STATED GOAL
Select all lines holding the word "visible" from the entries that follow.

INPUT
--- BEGIN ---

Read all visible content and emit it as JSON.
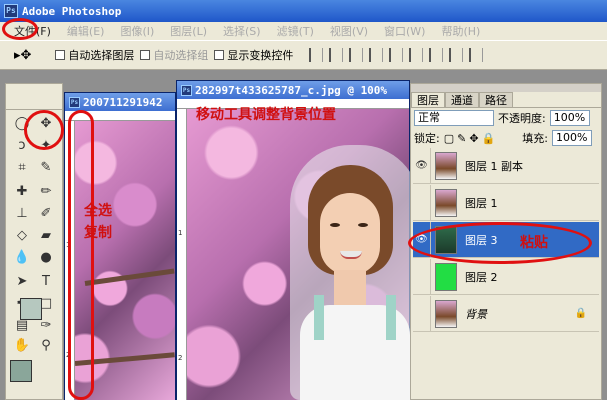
{
  "app": {
    "title": "Adobe Photoshop",
    "logo": "Ps"
  },
  "menu": {
    "items": [
      "文件(F)",
      "编辑(E)",
      "图像(I)",
      "图层(L)",
      "选择(S)",
      "滤镜(T)",
      "视图(V)",
      "窗口(W)",
      "帮助(H)"
    ]
  },
  "options": {
    "tool": "▸✥",
    "auto_select_layer": "自动选择图层",
    "auto_select_group": "自动选择组",
    "show_transform": "显示变换控件"
  },
  "documents": [
    {
      "title": "200711291942"
    },
    {
      "title": "282997t433625787_c.jpg @ 100%"
    }
  ],
  "rulers": {
    "v1": "1",
    "v2": "2",
    "v3": "1",
    "v4": "2"
  },
  "layers_panel": {
    "tabs": [
      "图层",
      "通道",
      "路径"
    ],
    "blend_mode": "正常",
    "opacity_label": "不透明度:",
    "opacity_value": "100%",
    "lock_label": "锁定:",
    "fill_label": "填充:",
    "fill_value": "100%",
    "layers": [
      {
        "name": "图层 1 副本",
        "visible": true
      },
      {
        "name": "图层 1",
        "visible": false
      },
      {
        "name": "图层 3",
        "visible": true,
        "selected": true
      },
      {
        "name": "图层 2",
        "visible": false
      },
      {
        "name": "背景",
        "visible": false,
        "locked": true
      }
    ]
  },
  "annotations": {
    "move_tool_note": "移动工具调整背景位置",
    "select_all": "全选",
    "copy": "复制",
    "paste": "粘贴"
  },
  "colors": {
    "annotation_red": "#d01010",
    "selected_layer": "#316ac5",
    "green_layer": "#22dd44"
  }
}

--- END ---

THE RESPONSE
Read all visible content and emit it as JSON.
        "visible": true
        "visible": false
        "visible": true,
        "visible": false
        "visible": false,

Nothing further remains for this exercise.